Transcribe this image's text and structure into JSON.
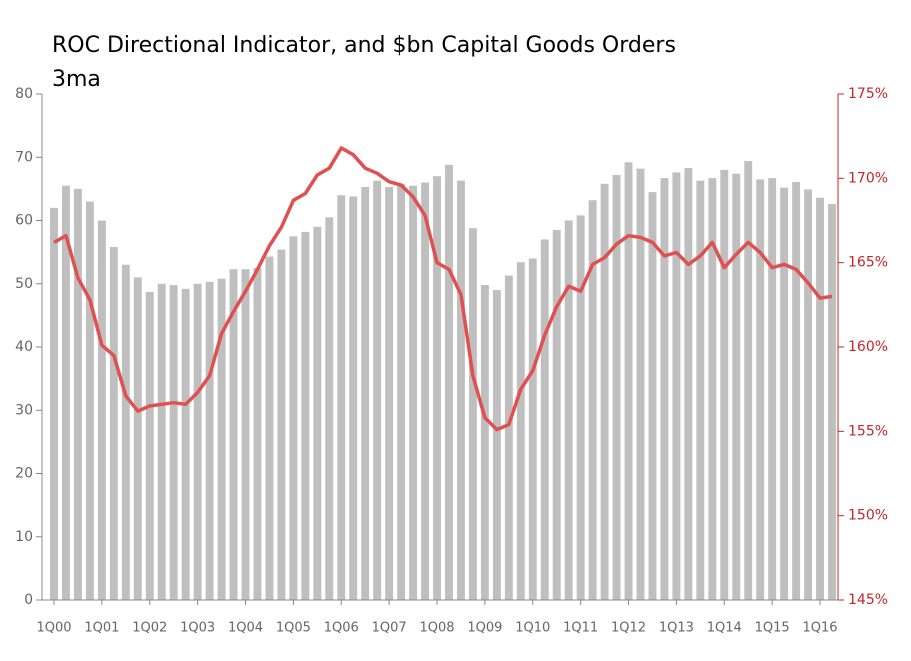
{
  "chart_data": {
    "type": "bar_line",
    "title": "ROC Directional Indicator, and $bn Capital Goods Orders",
    "subtitle": "3ma",
    "categories": [
      "1Q00",
      null,
      null,
      null,
      "1Q01",
      null,
      null,
      null,
      "1Q02",
      null,
      null,
      null,
      "1Q03",
      null,
      null,
      null,
      "1Q04",
      null,
      null,
      null,
      "1Q05",
      null,
      null,
      null,
      "1Q06",
      null,
      null,
      null,
      "1Q07",
      null,
      null,
      null,
      "1Q08",
      null,
      null,
      null,
      "1Q09",
      null,
      null,
      null,
      "1Q10",
      null,
      null,
      null,
      "1Q11",
      null,
      null,
      null,
      "1Q12",
      null,
      null,
      null,
      "1Q13",
      null,
      null,
      null,
      "1Q14",
      null,
      null,
      null,
      "1Q15",
      null,
      null,
      null,
      "1Q16",
      null
    ],
    "series": [
      {
        "type": "bar",
        "color": "#bfbfbf",
        "values": [
          62,
          65.5,
          65,
          63,
          60,
          55.8,
          53,
          51,
          48.7,
          50,
          49.8,
          49.2,
          50,
          50.3,
          50.8,
          52.3,
          52.3,
          52.5,
          54.3,
          55.4,
          57.5,
          58.2,
          59,
          60.5,
          64,
          63.8,
          65.3,
          66.3,
          65.3,
          65.8,
          65.5,
          66,
          67,
          68.8,
          66.3,
          58.8,
          49.8,
          49,
          51.3,
          53.4,
          54,
          57,
          58.5,
          60,
          60.8,
          63.2,
          65.8,
          67.2,
          69.2,
          68.2,
          64.5,
          66.7,
          67.6,
          68.3,
          66.3,
          66.7,
          68,
          67.4,
          69.4,
          66.5,
          66.7,
          65.2,
          66.1,
          64.9,
          63.6,
          62.6
        ]
      },
      {
        "type": "line",
        "axis": "y2",
        "color": "#e05050",
        "values": [
          166.2,
          166.6,
          164.1,
          162.8,
          160.1,
          159.5,
          157.1,
          156.2,
          156.5,
          156.6,
          156.7,
          156.6,
          157.3,
          158.3,
          160.8,
          162.1,
          163.3,
          164.6,
          166.0,
          167.1,
          168.7,
          169.1,
          170.2,
          170.6,
          171.8,
          171.4,
          170.6,
          170.3,
          169.8,
          169.6,
          168.9,
          167.8,
          165.0,
          164.6,
          163.1,
          158.3,
          155.8,
          155.1,
          155.4,
          157.5,
          158.6,
          160.7,
          162.4,
          163.6,
          163.3,
          164.9,
          165.3,
          166.1,
          166.6,
          166.5,
          166.2,
          165.4,
          165.6,
          164.9,
          165.4,
          166.2,
          164.7,
          165.5,
          166.2,
          165.6,
          164.7,
          164.9,
          164.6,
          163.8,
          162.9,
          163.0
        ]
      }
    ],
    "ylim": [
      0,
      80
    ],
    "yticks": [
      0,
      10,
      20,
      30,
      40,
      50,
      60,
      70,
      80
    ],
    "y2lim": [
      145,
      175
    ],
    "y2ticks": [
      {
        "value": 145,
        "label": "145%"
      },
      {
        "value": 150,
        "label": "150%"
      },
      {
        "value": 155,
        "label": "155%"
      },
      {
        "value": 160,
        "label": "160%"
      },
      {
        "value": 165,
        "label": "165%"
      },
      {
        "value": 170,
        "label": "170%"
      },
      {
        "value": 175,
        "label": "175%"
      }
    ],
    "y2color": "#c0282d"
  }
}
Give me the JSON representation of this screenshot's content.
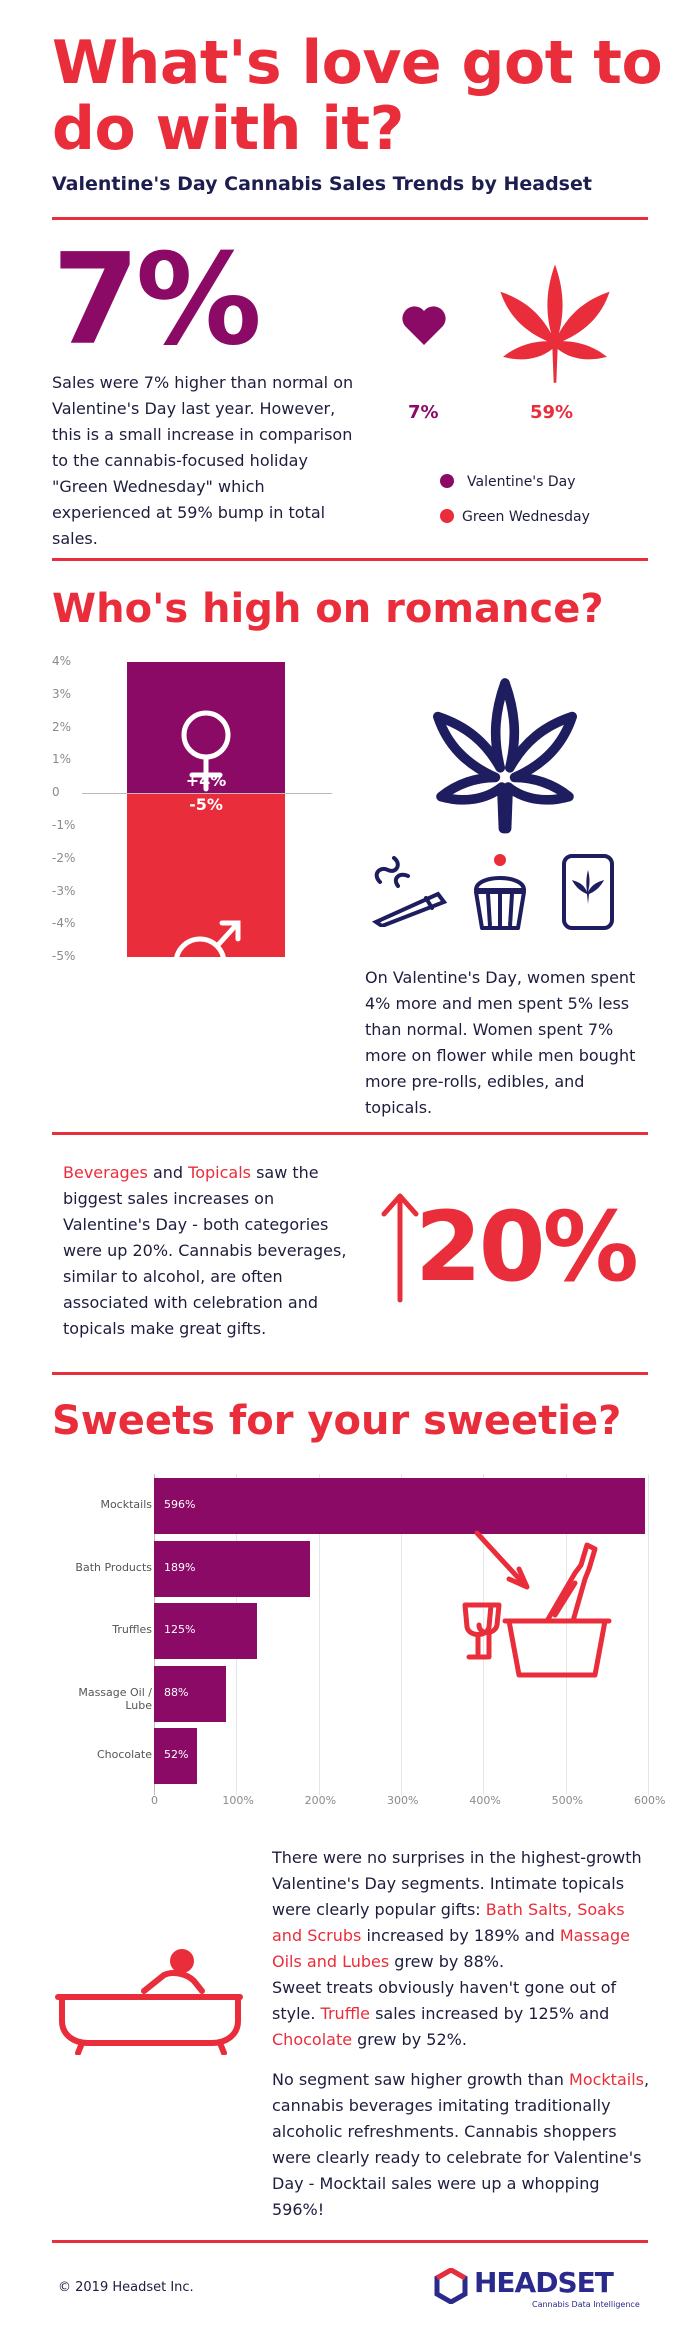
{
  "header": {
    "title": "What's love got to do with it?",
    "subtitle": "Valentine's Day Cannabis Sales Trends by Headset"
  },
  "section1": {
    "big_stat": "7%",
    "text": "Sales were 7% higher than normal on Valentine's Day last year. However, this is a small increase in comparison to the cannabis-focused holiday \"Green Wednesday\" which experienced at 59% bump in total sales.",
    "heart_label": "7%",
    "leaf_label": "59%",
    "legend": [
      {
        "label": "Valentine's Day",
        "color": "#8b0a66"
      },
      {
        "label": "Green Wednesday",
        "color": "#e92d3a"
      }
    ]
  },
  "section2": {
    "title": "Who's high on romance?",
    "women_label": "+4%",
    "men_label": "-5%",
    "text": "On Valentine's Day, women spent 4% more and men spent 5% less than normal. Women spent 7% more on flower while men bought more pre-rolls, edibles, and topicals."
  },
  "section3": {
    "beverages": "Beverages",
    "and": "and",
    "topicals": "Topicals",
    "text_after": "saw the biggest sales increases on Valentine's Day - both categories were up 20%. Cannabis beverages, similar to alcohol, are often associated with celebration and topicals make great gifts.",
    "big_stat": "20%"
  },
  "section4": {
    "title": "Sweets for your sweetie?",
    "p1_a": "There were no surprises in the highest-growth Valentine's Day segments. Intimate topicals were clearly popular gifts: ",
    "p1_b": "Bath Salts, Soaks and Scrubs",
    "p1_c": " increased by 189% and ",
    "p1_d": "Massage Oils and Lubes",
    "p1_e": " grew by 88%.",
    "p2_a": "Sweet treats obviously haven't gone out of style. ",
    "p2_b": "Truffle",
    "p2_c": " sales increased by 125% and ",
    "p2_d": "Chocolate",
    "p2_e": " grew by 52%.",
    "p3_a": "No segment saw higher growth than ",
    "p3_b": "Mocktails",
    "p3_c": ", cannabis beverages imitating traditionally alcoholic refreshments. Cannabis shoppers were clearly ready to celebrate for Valentine's Day - Mocktail sales were up a whopping 596%!"
  },
  "footer": {
    "copyright": "© 2019 Headset Inc.",
    "logo_text": "HEADSET",
    "logo_tagline": "Cannabis Data Intelligence"
  },
  "chart_data": [
    {
      "type": "bar",
      "orientation": "vertical",
      "categories": [
        "Women",
        "Men"
      ],
      "values": [
        4,
        -5
      ],
      "ylim": [
        -5,
        4
      ],
      "yticks": [
        "4%",
        "3%",
        "2%",
        "1%",
        "0",
        "-1%",
        "-2%",
        "-3%",
        "-4%",
        "-5%"
      ],
      "data_labels": [
        "+4%",
        "-5%"
      ],
      "colors": [
        "#8b0a66",
        "#e92d3a"
      ]
    },
    {
      "type": "bar",
      "orientation": "horizontal",
      "categories": [
        "Mocktails",
        "Bath Products",
        "Truffles",
        "Massage Oil / Lube",
        "Chocolate"
      ],
      "values": [
        596,
        189,
        125,
        88,
        52
      ],
      "data_labels": [
        "596%",
        "189%",
        "125%",
        "88%",
        "52%"
      ],
      "xlim": [
        0,
        600
      ],
      "xticks": [
        "0",
        "100%",
        "200%",
        "300%",
        "400%",
        "500%",
        "600%"
      ],
      "color": "#8b0a66"
    }
  ]
}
◆ ◆ ◆ ◆
THE PROBLEM: Every record must be copied exactly, with the pictures left out.

EXERCISE SOLUTION:
Transcribe this image's text and structure into JSON.
{
  "chart_data": {
    "type": "bar_line",
    "title": "ROC Directional Indicator, and $bn Capital Goods Orders",
    "subtitle": "3ma",
    "categories": [
      "1Q00",
      null,
      null,
      null,
      "1Q01",
      null,
      null,
      null,
      "1Q02",
      null,
      null,
      null,
      "1Q03",
      null,
      null,
      null,
      "1Q04",
      null,
      null,
      null,
      "1Q05",
      null,
      null,
      null,
      "1Q06",
      null,
      null,
      null,
      "1Q07",
      null,
      null,
      null,
      "1Q08",
      null,
      null,
      null,
      "1Q09",
      null,
      null,
      null,
      "1Q10",
      null,
      null,
      null,
      "1Q11",
      null,
      null,
      null,
      "1Q12",
      null,
      null,
      null,
      "1Q13",
      null,
      null,
      null,
      "1Q14",
      null,
      null,
      null,
      "1Q15",
      null,
      null,
      null,
      "1Q16",
      null
    ],
    "series": [
      {
        "type": "bar",
        "color": "#bfbfbf",
        "values": [
          62,
          65.5,
          65,
          63,
          60,
          55.8,
          53,
          51,
          48.7,
          50,
          49.8,
          49.2,
          50,
          50.3,
          50.8,
          52.3,
          52.3,
          52.5,
          54.3,
          55.4,
          57.5,
          58.2,
          59,
          60.5,
          64,
          63.8,
          65.3,
          66.3,
          65.3,
          65.8,
          65.5,
          66,
          67,
          68.8,
          66.3,
          58.8,
          49.8,
          49,
          51.3,
          53.4,
          54,
          57,
          58.5,
          60,
          60.8,
          63.2,
          65.8,
          67.2,
          69.2,
          68.2,
          64.5,
          66.7,
          67.6,
          68.3,
          66.3,
          66.7,
          68,
          67.4,
          69.4,
          66.5,
          66.7,
          65.2,
          66.1,
          64.9,
          63.6,
          62.6
        ]
      },
      {
        "type": "line",
        "axis": "y2",
        "color": "#e05050",
        "values": [
          166.2,
          166.6,
          164.1,
          162.8,
          160.1,
          159.5,
          157.1,
          156.2,
          156.5,
          156.6,
          156.7,
          156.6,
          157.3,
          158.3,
          160.8,
          162.1,
          163.3,
          164.6,
          166.0,
          167.1,
          168.7,
          169.1,
          170.2,
          170.6,
          171.8,
          171.4,
          170.6,
          170.3,
          169.8,
          169.6,
          168.9,
          167.8,
          165.0,
          164.6,
          163.1,
          158.3,
          155.8,
          155.1,
          155.4,
          157.5,
          158.6,
          160.7,
          162.4,
          163.6,
          163.3,
          164.9,
          165.3,
          166.1,
          166.6,
          166.5,
          166.2,
          165.4,
          165.6,
          164.9,
          165.4,
          166.2,
          164.7,
          165.5,
          166.2,
          165.6,
          164.7,
          164.9,
          164.6,
          163.8,
          162.9,
          163.0
        ]
      }
    ],
    "ylim": [
      0,
      80
    ],
    "yticks": [
      0,
      10,
      20,
      30,
      40,
      50,
      60,
      70,
      80
    ],
    "y2lim": [
      145,
      175
    ],
    "y2ticks": [
      {
        "value": 145,
        "label": "145%"
      },
      {
        "value": 150,
        "label": "150%"
      },
      {
        "value": 155,
        "label": "155%"
      },
      {
        "value": 160,
        "label": "160%"
      },
      {
        "value": 165,
        "label": "165%"
      },
      {
        "value": 170,
        "label": "170%"
      },
      {
        "value": 175,
        "label": "175%"
      }
    ],
    "y2color": "#c0282d"
  }
}
Give me the JSON representation of this screenshot's content.
{
  "header": {
    "title": "What's love got to do with it?",
    "subtitle": "Valentine's Day Cannabis Sales Trends by Headset"
  },
  "section1": {
    "big_stat": "7%",
    "text": "Sales were 7% higher than normal on Valentine's Day last year. However, this is a small increase in comparison to the cannabis-focused holiday \"Green Wednesday\" which experienced at 59% bump in total sales.",
    "heart_label": "7%",
    "leaf_label": "59%",
    "legend": [
      {
        "label": "Valentine's Day",
        "color": "#8b0a66"
      },
      {
        "label": "Green Wednesday",
        "color": "#e92d3a"
      }
    ]
  },
  "section2": {
    "title": "Who's high on romance?",
    "women_label": "+4%",
    "men_label": "-5%",
    "text": "On Valentine's Day, women spent 4% more and men spent 5% less than normal. Women spent 7% more on flower while men bought more pre-rolls, edibles, and topicals."
  },
  "section3": {
    "beverages": "Beverages",
    "and": "and",
    "topicals": "Topicals",
    "text_after": "saw the biggest sales increases on Valentine's Day - both categories were up 20%. Cannabis beverages, similar to alcohol, are often associated with celebration and topicals make great gifts.",
    "big_stat": "20%"
  },
  "section4": {
    "title": "Sweets for your sweetie?",
    "p1_a": "There were no surprises in the highest-growth Valentine's Day segments. Intimate topicals were clearly popular gifts: ",
    "p1_b": "Bath Salts, Soaks and Scrubs",
    "p1_c": " increased by 189% and ",
    "p1_d": "Massage Oils and Lubes",
    "p1_e": " grew by 88%.",
    "p2_a": "Sweet treats obviously haven't gone out of style. ",
    "p2_b": "Truffle",
    "p2_c": " sales increased by 125% and ",
    "p2_d": "Chocolate",
    "p2_e": " grew by 52%.",
    "p3_a": "No segment saw higher growth than ",
    "p3_b": "Mocktails",
    "p3_c": ", cannabis beverages imitating traditionally alcoholic refreshments. Cannabis shoppers were clearly ready to celebrate for Valentine's Day - Mocktail sales were up a whopping 596%!"
  },
  "footer": {
    "copyright": "© 2019 Headset Inc.",
    "logo_text": "HEADSET",
    "logo_tagline": "Cannabis Data Intelligence"
  },
  "chart_data": [
    {
      "type": "bar",
      "orientation": "vertical",
      "categories": [
        "Women",
        "Men"
      ],
      "values": [
        4,
        -5
      ],
      "ylim": [
        -5,
        4
      ],
      "yticks": [
        "4%",
        "3%",
        "2%",
        "1%",
        "0",
        "-1%",
        "-2%",
        "-3%",
        "-4%",
        "-5%"
      ],
      "data_labels": [
        "+4%",
        "-5%"
      ],
      "colors": [
        "#8b0a66",
        "#e92d3a"
      ]
    },
    {
      "type": "bar",
      "orientation": "horizontal",
      "categories": [
        "Mocktails",
        "Bath Products",
        "Truffles",
        "Massage Oil / Lube",
        "Chocolate"
      ],
      "values": [
        596,
        189,
        125,
        88,
        52
      ],
      "data_labels": [
        "596%",
        "189%",
        "125%",
        "88%",
        "52%"
      ],
      "xlim": [
        0,
        600
      ],
      "xticks": [
        "0",
        "100%",
        "200%",
        "300%",
        "400%",
        "500%",
        "600%"
      ],
      "color": "#8b0a66"
    }
  ]
}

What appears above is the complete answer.